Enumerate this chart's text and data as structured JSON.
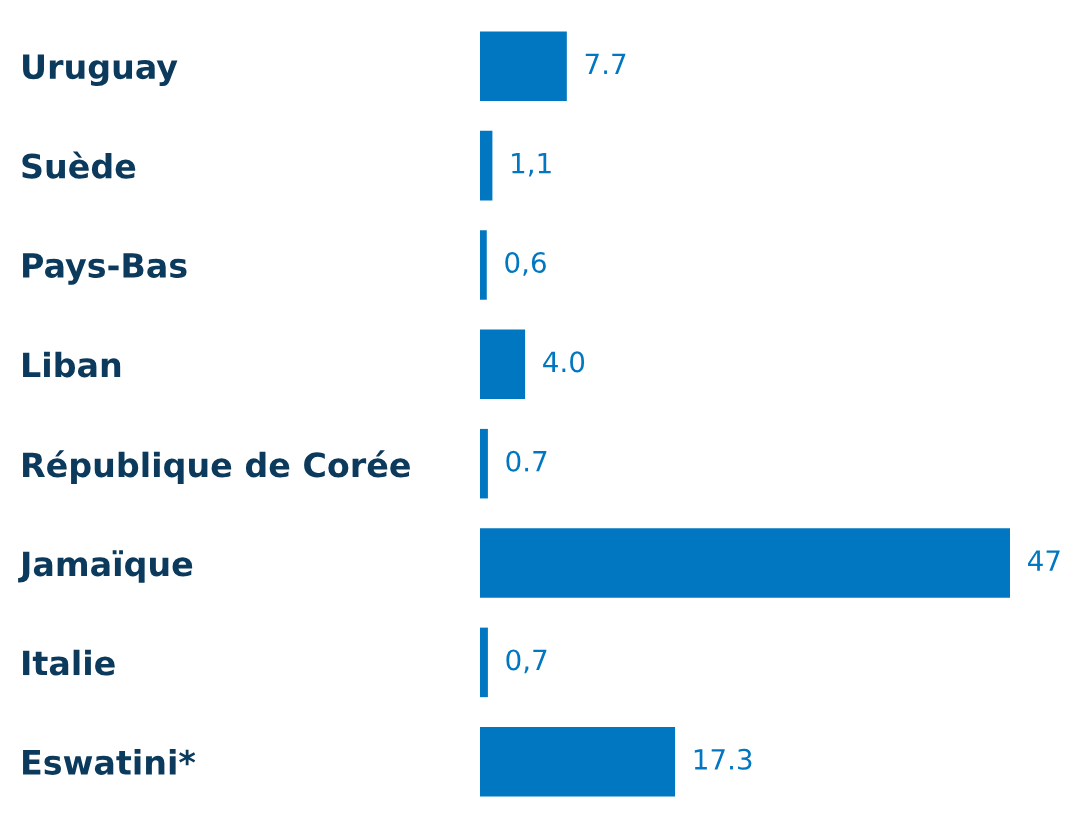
{
  "chart_data": {
    "type": "bar",
    "orientation": "horizontal",
    "categories": [
      "Uruguay",
      "Suède",
      "Pays-Bas",
      "Liban",
      "République de Corée",
      "Jamaïque",
      "Italie",
      "Eswatini*"
    ],
    "values": [
      7.7,
      1.1,
      0.6,
      4.0,
      0.7,
      47,
      0.7,
      17.3
    ],
    "value_labels": [
      "7.7",
      "1,1",
      "0,6",
      "4.0",
      "0.7",
      "47",
      "0,7",
      "17.3"
    ],
    "color": "#0077c0"
  }
}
▬▬▬
Exercise directions: Set down every record once more, word for word, without pictures.

Task answer:
Enumerate this chart's text and data as structured JSON.
{
  "chart_data": {
    "type": "bar",
    "orientation": "horizontal",
    "categories": [
      "Uruguay",
      "Suède",
      "Pays-Bas",
      "Liban",
      "République de Corée",
      "Jamaïque",
      "Italie",
      "Eswatini*"
    ],
    "values": [
      7.7,
      1.1,
      0.6,
      4.0,
      0.7,
      47,
      0.7,
      17.3
    ],
    "value_labels": [
      "7.7",
      "1,1",
      "0,6",
      "4.0",
      "0.7",
      "47",
      "0,7",
      "17.3"
    ],
    "color": "#0077c0"
  }
}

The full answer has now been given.